Extract each line from the entries below that has the string "Segmentation" in it.

-- BEGIN DATA TO USE --

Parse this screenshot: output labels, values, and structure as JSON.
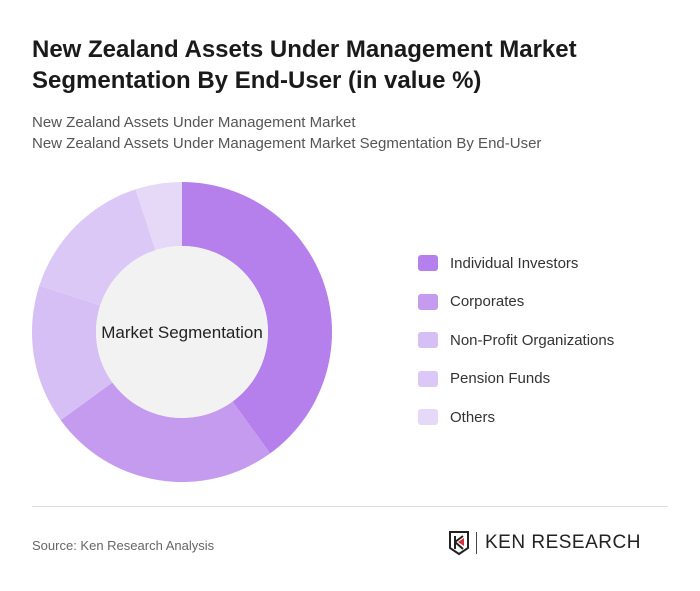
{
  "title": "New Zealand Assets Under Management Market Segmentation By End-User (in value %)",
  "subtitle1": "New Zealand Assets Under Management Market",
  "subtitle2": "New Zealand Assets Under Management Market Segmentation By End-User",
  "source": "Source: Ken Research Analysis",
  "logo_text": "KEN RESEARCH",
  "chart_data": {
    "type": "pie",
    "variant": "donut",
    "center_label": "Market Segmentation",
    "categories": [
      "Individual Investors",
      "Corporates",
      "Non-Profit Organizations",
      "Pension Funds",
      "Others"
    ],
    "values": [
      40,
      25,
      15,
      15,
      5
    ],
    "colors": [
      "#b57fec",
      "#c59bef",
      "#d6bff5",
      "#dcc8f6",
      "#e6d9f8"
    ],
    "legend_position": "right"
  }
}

-- END DATA TO USE --
-- BEGIN DATA TO USE --

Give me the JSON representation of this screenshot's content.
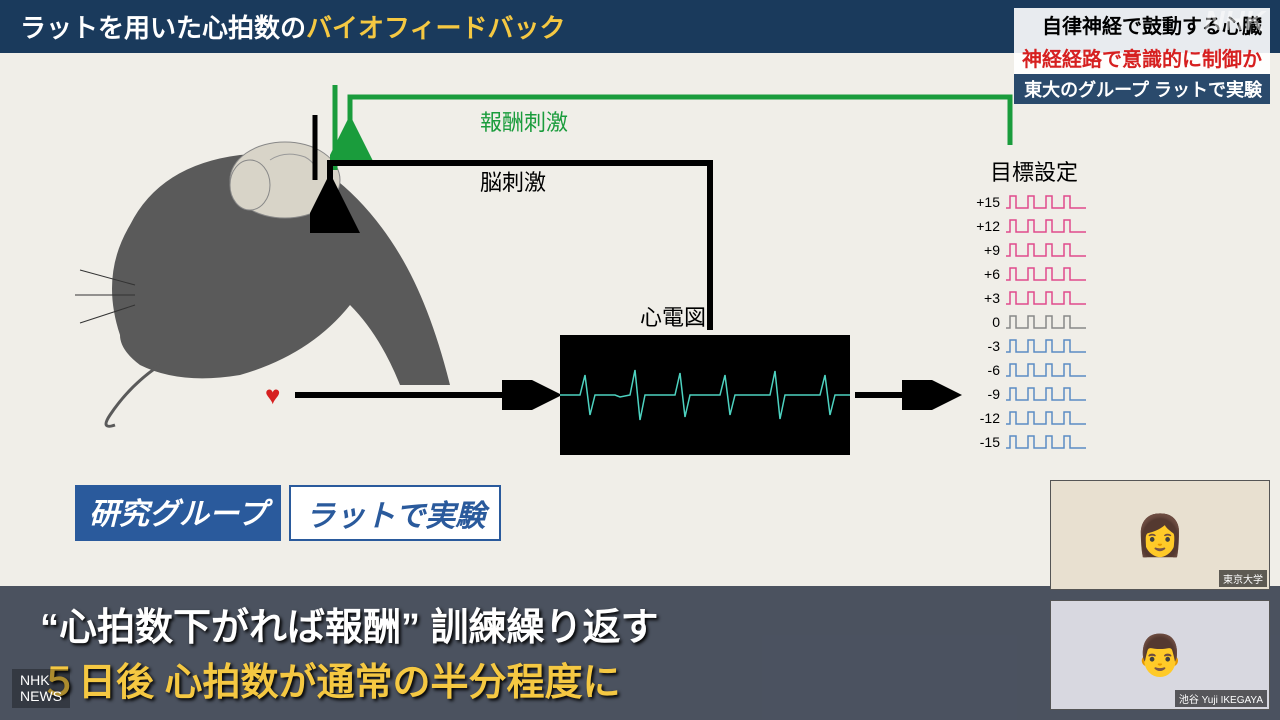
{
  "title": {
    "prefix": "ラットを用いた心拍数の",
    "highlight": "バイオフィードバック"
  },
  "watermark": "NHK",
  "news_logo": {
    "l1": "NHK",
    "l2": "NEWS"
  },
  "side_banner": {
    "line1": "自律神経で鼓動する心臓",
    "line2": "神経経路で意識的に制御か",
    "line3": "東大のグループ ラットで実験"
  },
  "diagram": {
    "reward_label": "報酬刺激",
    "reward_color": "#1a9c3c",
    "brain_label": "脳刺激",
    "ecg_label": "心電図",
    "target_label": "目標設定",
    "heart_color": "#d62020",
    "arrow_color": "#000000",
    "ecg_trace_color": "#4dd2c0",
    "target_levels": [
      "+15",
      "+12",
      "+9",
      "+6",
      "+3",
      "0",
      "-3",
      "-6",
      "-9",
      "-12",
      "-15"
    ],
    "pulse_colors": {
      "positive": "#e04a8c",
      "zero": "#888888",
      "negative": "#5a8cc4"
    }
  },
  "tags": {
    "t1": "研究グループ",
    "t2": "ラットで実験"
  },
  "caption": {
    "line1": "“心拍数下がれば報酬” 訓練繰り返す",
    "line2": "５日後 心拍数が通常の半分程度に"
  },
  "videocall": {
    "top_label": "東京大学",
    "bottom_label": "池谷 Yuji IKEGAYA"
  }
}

-- END DATA TO USE --

EXPECTED ANSWER >>
  "title": "New Zealand Assets Under Management Market Segmentation By End-User (in value %)",
  "subtitle2": "New Zealand Assets Under Management Market Segmentation By End-User",
    "center_label": "Market Segmentation",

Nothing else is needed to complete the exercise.